* [Task prompt]:
Below is a set of records; restate each one word for word.

[Recorded data]

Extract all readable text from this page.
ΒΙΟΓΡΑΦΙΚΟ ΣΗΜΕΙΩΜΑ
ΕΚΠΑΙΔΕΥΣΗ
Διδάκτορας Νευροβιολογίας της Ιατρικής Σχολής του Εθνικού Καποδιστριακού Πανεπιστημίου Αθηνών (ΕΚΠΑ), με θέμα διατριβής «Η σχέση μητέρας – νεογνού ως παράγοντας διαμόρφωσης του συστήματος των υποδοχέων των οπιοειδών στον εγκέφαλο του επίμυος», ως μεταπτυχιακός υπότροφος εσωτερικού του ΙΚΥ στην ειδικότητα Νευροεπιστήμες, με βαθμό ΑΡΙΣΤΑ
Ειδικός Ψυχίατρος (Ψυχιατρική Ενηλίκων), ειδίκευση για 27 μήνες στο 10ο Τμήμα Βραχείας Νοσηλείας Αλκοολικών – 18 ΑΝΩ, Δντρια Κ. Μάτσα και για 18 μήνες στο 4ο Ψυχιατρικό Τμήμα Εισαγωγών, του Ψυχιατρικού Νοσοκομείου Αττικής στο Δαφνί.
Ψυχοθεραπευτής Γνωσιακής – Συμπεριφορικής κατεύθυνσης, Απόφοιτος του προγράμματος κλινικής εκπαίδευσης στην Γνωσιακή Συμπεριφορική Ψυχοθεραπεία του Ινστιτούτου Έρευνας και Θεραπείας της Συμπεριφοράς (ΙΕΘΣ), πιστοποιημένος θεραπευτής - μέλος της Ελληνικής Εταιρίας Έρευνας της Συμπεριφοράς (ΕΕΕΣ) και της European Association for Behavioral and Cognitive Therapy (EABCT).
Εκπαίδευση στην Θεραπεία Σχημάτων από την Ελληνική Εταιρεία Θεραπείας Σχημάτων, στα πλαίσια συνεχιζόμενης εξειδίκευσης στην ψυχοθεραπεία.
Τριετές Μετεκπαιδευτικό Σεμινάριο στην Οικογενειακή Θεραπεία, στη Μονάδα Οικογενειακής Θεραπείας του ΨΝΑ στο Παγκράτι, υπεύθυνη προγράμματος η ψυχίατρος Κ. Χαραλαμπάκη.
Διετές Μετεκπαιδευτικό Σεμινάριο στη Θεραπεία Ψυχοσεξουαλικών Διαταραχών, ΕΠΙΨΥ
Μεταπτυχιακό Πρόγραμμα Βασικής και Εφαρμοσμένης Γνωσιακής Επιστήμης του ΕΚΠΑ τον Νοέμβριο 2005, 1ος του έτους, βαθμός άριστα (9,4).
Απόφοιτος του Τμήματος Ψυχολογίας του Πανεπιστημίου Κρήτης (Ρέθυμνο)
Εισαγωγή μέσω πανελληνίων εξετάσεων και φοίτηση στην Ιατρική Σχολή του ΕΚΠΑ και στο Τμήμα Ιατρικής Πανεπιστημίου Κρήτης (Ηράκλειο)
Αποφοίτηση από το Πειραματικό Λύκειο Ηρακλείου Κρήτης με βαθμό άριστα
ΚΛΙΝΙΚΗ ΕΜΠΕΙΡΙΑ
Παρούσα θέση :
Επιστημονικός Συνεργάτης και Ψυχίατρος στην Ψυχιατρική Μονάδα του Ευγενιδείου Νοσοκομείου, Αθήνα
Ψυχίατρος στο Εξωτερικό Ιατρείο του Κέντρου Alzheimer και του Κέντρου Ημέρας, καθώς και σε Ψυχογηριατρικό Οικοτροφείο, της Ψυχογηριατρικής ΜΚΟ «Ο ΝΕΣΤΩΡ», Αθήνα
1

* [Answer to this problem]:
Extract all readable text from this page.
ΒΙΟΓΡΑΦΙΚΟ ΣΗΜΕΙΩΜΑ
ΕΚΠΑΙΔΕΥΣΗ
Διδάκτορας Νευροβιολογίας της Ιατρικής Σχολής του Εθνικού Καποδιστριακού Πανεπιστημίου Αθηνών (ΕΚΠΑ), με θέμα διατριβής «Η σχέση μητέρας – νεογνού ως παράγοντας διαμόρφωσης του συστήματος των υποδοχέων των οπιοειδών στον εγκέφαλο του επίμυος», ως μεταπτυχιακός υπότροφος εσωτερικού του ΙΚΥ στην ειδικότητα Νευροεπιστήμες, με βαθμό ΑΡΙΣΤΑ
Ειδικός Ψυχίατρος (Ψυχιατρική Ενηλίκων), ειδίκευση για 27 μήνες στο 10ο Τμήμα Βραχείας Νοσηλείας Αλκοολικών – 18 ΑΝΩ, Δντρια Κ. Μάτσα και για 18 μήνες στο 4ο Ψυχιατρικό Τμήμα Εισαγωγών, του Ψυχιατρικού Νοσοκομείου Αττικής στο Δαφνί.
Ψυχοθεραπευτής Γνωσιακής – Συμπεριφορικής κατεύθυνσης, Απόφοιτος του προγράμματος κλινικής εκπαίδευσης στην Γνωσιακή Συμπεριφορική Ψυχοθεραπεία του Ινστιτούτου Έρευνας και Θεραπείας της Συμπεριφοράς (ΙΕΘΣ), πιστοποιημένος θεραπευτής - μέλος της Ελληνικής Εταιρίας Έρευνας της Συμπεριφοράς (ΕΕΕΣ) και της European Association for Behavioral and Cognitive Therapy (EABCT).
Εκπαίδευση στην Θεραπεία Σχημάτων από την Ελληνική Εταιρεία Θεραπείας Σχημάτων, στα πλαίσια συνεχιζόμενης εξειδίκευσης στην ψυχοθεραπεία.
Τριετές Μετεκπαιδευτικό Σεμινάριο στην Οικογενειακή Θεραπεία, στη Μονάδα Οικογενειακής Θεραπείας του ΨΝΑ στο Παγκράτι, υπεύθυνη προγράμματος η ψυχίατρος Κ. Χαραλαμπάκη.
Διετές Μετεκπαιδευτικό Σεμινάριο στη Θεραπεία Ψυχοσεξουαλικών Διαταραχών, ΕΠΙΨΥ
Μεταπτυχιακό Πρόγραμμα Βασικής και Εφαρμοσμένης Γνωσιακής Επιστήμης του ΕΚΠΑ τον Νοέμβριο 2005, 1ος του έτους, βαθμός άριστα (9,4).
Απόφοιτος του Τμήματος Ψυχολογίας του Πανεπιστημίου Κρήτης (Ρέθυμνο)
Εισαγωγή μέσω πανελληνίων εξετάσεων και φοίτηση στην Ιατρική Σχολή του ΕΚΠΑ και στο Τμήμα Ιατρικής Πανεπιστημίου Κρήτης (Ηράκλειο)
Αποφοίτηση από το Πειραματικό Λύκειο Ηρακλείου Κρήτης με βαθμό άριστα
ΚΛΙΝΙΚΗ ΕΜΠΕΙΡΙΑ
Παρούσα θέση :
Επιστημονικός Συνεργάτης και Ψυχίατρος στην Ψυχιατρική Μονάδα του Ευγενιδείου Νοσοκομείου, Αθήνα
Ψυχίατρος στο Εξωτερικό Ιατρείο του Κέντρου Alzheimer και του Κέντρου Ημέρας, καθώς και σε Ψυχογηριατρικό Οικοτροφείο, της Ψυχογηριατρικής ΜΚΟ «Ο ΝΕΣΤΩΡ», Αθήνα
1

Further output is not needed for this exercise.